= TASK DESCRIPTION =
Search the listing below for the string "Ostenland" and copy every line where it occurs.

= DATA EXCERPTS =
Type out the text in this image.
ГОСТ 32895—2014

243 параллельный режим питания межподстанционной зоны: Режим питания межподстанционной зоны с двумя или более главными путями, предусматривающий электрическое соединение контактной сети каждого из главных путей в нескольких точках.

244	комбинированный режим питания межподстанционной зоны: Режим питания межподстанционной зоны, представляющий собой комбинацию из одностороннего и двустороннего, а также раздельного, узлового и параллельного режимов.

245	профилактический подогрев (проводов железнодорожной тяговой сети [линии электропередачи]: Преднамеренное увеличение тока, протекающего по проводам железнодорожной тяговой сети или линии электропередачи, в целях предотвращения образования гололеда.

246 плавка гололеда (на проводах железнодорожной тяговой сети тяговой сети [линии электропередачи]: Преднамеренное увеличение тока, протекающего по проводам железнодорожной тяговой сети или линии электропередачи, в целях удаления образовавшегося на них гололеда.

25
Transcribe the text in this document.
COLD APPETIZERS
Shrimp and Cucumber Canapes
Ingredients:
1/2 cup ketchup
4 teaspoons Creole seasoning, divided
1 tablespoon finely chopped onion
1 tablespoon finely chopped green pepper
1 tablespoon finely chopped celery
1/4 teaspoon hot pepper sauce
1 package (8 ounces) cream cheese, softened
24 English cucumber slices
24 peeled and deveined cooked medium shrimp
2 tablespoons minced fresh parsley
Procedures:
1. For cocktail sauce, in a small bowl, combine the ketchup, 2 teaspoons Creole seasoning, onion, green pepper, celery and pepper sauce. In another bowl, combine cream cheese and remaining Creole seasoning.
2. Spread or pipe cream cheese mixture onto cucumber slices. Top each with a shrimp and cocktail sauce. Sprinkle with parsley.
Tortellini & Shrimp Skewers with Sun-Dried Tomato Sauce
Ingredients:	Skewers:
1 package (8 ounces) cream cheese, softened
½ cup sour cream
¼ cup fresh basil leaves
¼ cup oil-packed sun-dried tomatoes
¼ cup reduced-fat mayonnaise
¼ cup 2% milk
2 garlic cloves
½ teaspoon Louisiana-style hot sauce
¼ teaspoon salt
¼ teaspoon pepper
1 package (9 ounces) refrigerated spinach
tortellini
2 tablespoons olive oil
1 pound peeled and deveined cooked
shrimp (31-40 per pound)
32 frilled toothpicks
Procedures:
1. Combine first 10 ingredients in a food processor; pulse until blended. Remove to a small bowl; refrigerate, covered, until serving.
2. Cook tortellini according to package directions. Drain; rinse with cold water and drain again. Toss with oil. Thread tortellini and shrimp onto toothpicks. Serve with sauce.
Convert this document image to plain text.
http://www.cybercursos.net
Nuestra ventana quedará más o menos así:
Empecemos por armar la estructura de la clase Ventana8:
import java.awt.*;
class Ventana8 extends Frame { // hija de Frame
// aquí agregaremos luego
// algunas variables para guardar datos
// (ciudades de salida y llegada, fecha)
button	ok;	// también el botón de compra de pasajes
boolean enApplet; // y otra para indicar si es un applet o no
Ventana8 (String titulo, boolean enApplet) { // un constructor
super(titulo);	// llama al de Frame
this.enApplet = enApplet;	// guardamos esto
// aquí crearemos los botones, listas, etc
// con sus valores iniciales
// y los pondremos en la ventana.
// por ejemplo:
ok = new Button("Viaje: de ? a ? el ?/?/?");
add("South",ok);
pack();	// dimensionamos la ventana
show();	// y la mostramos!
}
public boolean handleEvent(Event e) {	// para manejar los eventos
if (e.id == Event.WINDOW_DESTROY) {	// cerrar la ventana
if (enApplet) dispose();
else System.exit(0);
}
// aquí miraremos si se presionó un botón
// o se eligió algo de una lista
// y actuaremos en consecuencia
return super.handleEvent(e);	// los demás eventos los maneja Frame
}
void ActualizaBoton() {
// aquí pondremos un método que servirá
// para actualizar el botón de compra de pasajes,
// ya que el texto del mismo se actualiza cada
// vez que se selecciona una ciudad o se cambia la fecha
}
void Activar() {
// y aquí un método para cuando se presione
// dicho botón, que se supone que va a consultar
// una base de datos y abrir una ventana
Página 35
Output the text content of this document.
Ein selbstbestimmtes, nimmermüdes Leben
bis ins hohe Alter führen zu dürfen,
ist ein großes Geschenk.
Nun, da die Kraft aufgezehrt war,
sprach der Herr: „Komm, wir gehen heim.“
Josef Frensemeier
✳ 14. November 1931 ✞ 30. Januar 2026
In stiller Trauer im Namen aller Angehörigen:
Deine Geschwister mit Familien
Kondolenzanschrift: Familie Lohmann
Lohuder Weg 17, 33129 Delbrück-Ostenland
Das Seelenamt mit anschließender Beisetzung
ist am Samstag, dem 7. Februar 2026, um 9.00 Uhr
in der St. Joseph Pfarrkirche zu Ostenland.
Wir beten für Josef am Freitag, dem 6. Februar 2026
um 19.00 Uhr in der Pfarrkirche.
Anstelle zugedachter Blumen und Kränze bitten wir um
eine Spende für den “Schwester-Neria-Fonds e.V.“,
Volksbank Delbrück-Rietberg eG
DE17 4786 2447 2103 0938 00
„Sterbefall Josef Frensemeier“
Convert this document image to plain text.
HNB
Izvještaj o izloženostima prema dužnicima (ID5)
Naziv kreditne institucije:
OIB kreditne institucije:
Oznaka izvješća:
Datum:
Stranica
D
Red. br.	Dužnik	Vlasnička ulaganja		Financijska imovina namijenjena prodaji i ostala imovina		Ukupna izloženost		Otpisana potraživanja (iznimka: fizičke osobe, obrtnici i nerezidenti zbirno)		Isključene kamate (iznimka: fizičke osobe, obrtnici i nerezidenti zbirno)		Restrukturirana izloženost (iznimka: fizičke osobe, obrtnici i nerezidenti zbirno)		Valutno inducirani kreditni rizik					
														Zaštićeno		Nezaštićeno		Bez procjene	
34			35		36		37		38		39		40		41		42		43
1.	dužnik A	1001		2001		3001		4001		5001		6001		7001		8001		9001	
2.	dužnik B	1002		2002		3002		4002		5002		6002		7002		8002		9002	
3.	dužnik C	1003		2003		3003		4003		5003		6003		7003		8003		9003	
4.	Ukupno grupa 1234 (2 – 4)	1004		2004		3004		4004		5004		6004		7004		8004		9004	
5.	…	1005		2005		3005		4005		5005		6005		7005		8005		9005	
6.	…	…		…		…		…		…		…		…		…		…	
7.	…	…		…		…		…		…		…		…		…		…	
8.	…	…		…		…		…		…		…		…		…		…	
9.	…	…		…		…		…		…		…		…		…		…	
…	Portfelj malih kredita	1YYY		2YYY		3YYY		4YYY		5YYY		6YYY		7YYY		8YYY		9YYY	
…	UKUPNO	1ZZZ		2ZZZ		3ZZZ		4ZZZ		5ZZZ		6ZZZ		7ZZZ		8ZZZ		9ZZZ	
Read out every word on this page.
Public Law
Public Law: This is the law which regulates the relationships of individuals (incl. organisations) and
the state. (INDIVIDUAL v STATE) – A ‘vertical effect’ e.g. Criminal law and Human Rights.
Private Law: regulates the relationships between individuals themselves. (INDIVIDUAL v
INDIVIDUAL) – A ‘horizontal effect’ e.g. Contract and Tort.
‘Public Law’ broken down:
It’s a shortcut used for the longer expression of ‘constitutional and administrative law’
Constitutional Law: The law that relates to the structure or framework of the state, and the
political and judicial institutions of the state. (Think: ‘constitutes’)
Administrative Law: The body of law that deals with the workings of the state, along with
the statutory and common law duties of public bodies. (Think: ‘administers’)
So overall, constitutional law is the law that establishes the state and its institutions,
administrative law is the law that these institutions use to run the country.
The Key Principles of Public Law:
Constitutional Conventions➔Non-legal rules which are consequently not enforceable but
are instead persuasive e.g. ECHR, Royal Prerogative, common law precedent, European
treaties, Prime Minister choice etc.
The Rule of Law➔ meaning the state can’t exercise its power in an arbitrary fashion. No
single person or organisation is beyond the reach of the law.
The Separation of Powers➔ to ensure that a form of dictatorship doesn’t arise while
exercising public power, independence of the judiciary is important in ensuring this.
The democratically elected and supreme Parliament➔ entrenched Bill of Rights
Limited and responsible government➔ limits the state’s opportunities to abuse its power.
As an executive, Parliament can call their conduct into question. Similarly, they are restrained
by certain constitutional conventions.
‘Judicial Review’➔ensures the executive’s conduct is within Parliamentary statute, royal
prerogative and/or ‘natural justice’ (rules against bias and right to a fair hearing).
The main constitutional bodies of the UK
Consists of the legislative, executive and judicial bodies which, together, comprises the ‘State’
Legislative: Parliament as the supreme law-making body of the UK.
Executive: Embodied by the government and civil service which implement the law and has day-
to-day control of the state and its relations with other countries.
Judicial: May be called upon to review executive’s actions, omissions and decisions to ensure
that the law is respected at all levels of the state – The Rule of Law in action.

= THE REPLY =
Lohuder Weg 17, 33129 Delbrück-Ostenland
in der St. Joseph Pfarrkirche zu Ostenland.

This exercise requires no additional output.